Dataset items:
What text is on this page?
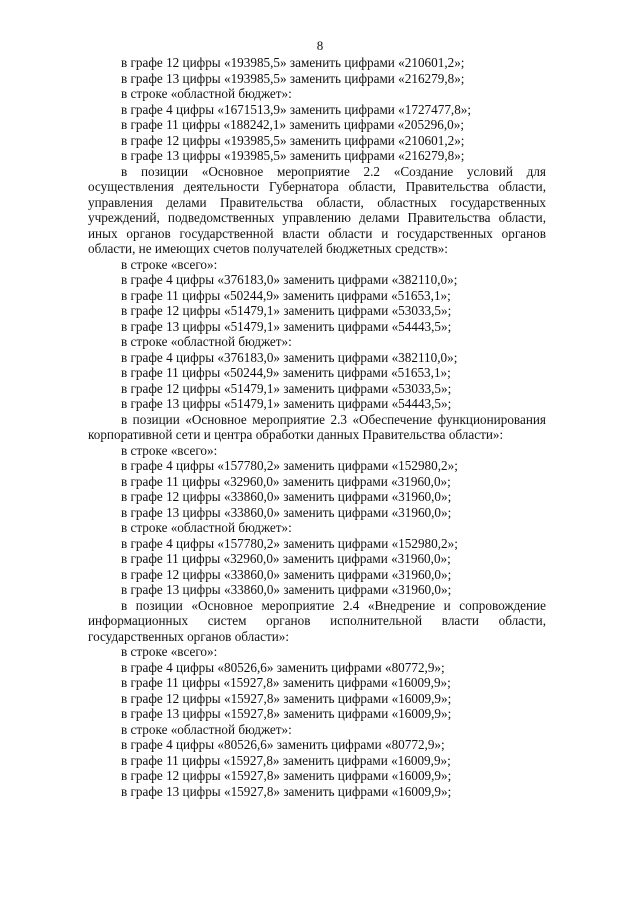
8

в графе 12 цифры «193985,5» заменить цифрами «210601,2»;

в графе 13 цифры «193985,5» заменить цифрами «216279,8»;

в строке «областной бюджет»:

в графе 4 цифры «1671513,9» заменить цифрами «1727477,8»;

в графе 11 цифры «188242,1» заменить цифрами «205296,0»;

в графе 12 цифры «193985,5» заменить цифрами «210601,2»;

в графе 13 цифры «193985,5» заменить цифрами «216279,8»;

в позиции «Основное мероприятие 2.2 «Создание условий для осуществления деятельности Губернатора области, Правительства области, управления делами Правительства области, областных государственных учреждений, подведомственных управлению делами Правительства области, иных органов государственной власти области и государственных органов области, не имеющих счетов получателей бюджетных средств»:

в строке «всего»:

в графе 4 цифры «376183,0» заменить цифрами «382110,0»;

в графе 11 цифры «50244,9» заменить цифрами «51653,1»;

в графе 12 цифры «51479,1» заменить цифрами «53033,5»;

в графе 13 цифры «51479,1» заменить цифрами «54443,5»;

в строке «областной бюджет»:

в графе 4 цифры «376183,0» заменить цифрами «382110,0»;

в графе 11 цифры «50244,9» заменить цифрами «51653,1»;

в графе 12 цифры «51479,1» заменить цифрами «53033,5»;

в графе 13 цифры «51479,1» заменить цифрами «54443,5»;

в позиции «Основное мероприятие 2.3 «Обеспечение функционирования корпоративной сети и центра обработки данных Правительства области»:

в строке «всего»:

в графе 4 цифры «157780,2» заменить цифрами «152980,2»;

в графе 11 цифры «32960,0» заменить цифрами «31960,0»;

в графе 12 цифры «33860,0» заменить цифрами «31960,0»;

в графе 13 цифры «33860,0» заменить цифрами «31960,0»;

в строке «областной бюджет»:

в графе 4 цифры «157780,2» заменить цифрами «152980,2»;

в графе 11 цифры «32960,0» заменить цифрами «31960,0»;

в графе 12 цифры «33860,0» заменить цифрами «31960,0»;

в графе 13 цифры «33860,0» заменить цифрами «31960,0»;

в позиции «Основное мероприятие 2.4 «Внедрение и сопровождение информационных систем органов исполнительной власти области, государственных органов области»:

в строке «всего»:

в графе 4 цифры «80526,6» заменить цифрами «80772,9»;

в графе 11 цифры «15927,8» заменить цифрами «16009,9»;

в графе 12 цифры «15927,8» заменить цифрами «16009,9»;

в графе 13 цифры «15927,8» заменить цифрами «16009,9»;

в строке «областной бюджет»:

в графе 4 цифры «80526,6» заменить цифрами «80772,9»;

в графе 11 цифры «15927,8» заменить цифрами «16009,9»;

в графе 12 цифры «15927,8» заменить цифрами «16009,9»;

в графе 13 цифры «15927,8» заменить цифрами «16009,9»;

Set task >> Copy every record above exactly as written, but leave out the pictures.

Written response >>
What text is on this page?
8

в графе 12 цифры «193985,5» заменить цифрами «210601,2»;

в графе 13 цифры «193985,5» заменить цифрами «216279,8»;

в строке «областной бюджет»:

в графе 4 цифры «1671513,9» заменить цифрами «1727477,8»;

в графе 11 цифры «188242,1» заменить цифрами «205296,0»;

в графе 12 цифры «193985,5» заменить цифрами «210601,2»;

в графе 13 цифры «193985,5» заменить цифрами «216279,8»;

в позиции «Основное мероприятие 2.2 «Создание условий для осуществления деятельности Губернатора области, Правительства области, управления делами Правительства области, областных государственных учреждений, подведомственных управлению делами Правительства области, иных органов государственной власти области и государственных органов области, не имеющих счетов получателей бюджетных средств»:

в строке «всего»:

в графе 4 цифры «376183,0» заменить цифрами «382110,0»;

в графе 11 цифры «50244,9» заменить цифрами «51653,1»;

в графе 12 цифры «51479,1» заменить цифрами «53033,5»;

в графе 13 цифры «51479,1» заменить цифрами «54443,5»;

в строке «областной бюджет»:

в графе 4 цифры «376183,0» заменить цифрами «382110,0»;

в графе 11 цифры «50244,9» заменить цифрами «51653,1»;

в графе 12 цифры «51479,1» заменить цифрами «53033,5»;

в графе 13 цифры «51479,1» заменить цифрами «54443,5»;

в позиции «Основное мероприятие 2.3 «Обеспечение функционирования корпоративной сети и центра обработки данных Правительства области»:

в строке «всего»:

в графе 4 цифры «157780,2» заменить цифрами «152980,2»;

в графе 11 цифры «32960,0» заменить цифрами «31960,0»;

в графе 12 цифры «33860,0» заменить цифрами «31960,0»;

в графе 13 цифры «33860,0» заменить цифрами «31960,0»;

в строке «областной бюджет»:

в графе 4 цифры «157780,2» заменить цифрами «152980,2»;

в графе 11 цифры «32960,0» заменить цифрами «31960,0»;

в графе 12 цифры «33860,0» заменить цифрами «31960,0»;

в графе 13 цифры «33860,0» заменить цифрами «31960,0»;

в позиции «Основное мероприятие 2.4 «Внедрение и сопровождение информационных систем органов исполнительной власти области, государственных органов области»:

в строке «всего»:

в графе 4 цифры «80526,6» заменить цифрами «80772,9»;

в графе 11 цифры «15927,8» заменить цифрами «16009,9»;

в графе 12 цифры «15927,8» заменить цифрами «16009,9»;

в графе 13 цифры «15927,8» заменить цифрами «16009,9»;

в строке «областной бюджет»:

в графе 4 цифры «80526,6» заменить цифрами «80772,9»;

в графе 11 цифры «15927,8» заменить цифрами «16009,9»;

в графе 12 цифры «15927,8» заменить цифрами «16009,9»;

в графе 13 цифры «15927,8» заменить цифрами «16009,9»;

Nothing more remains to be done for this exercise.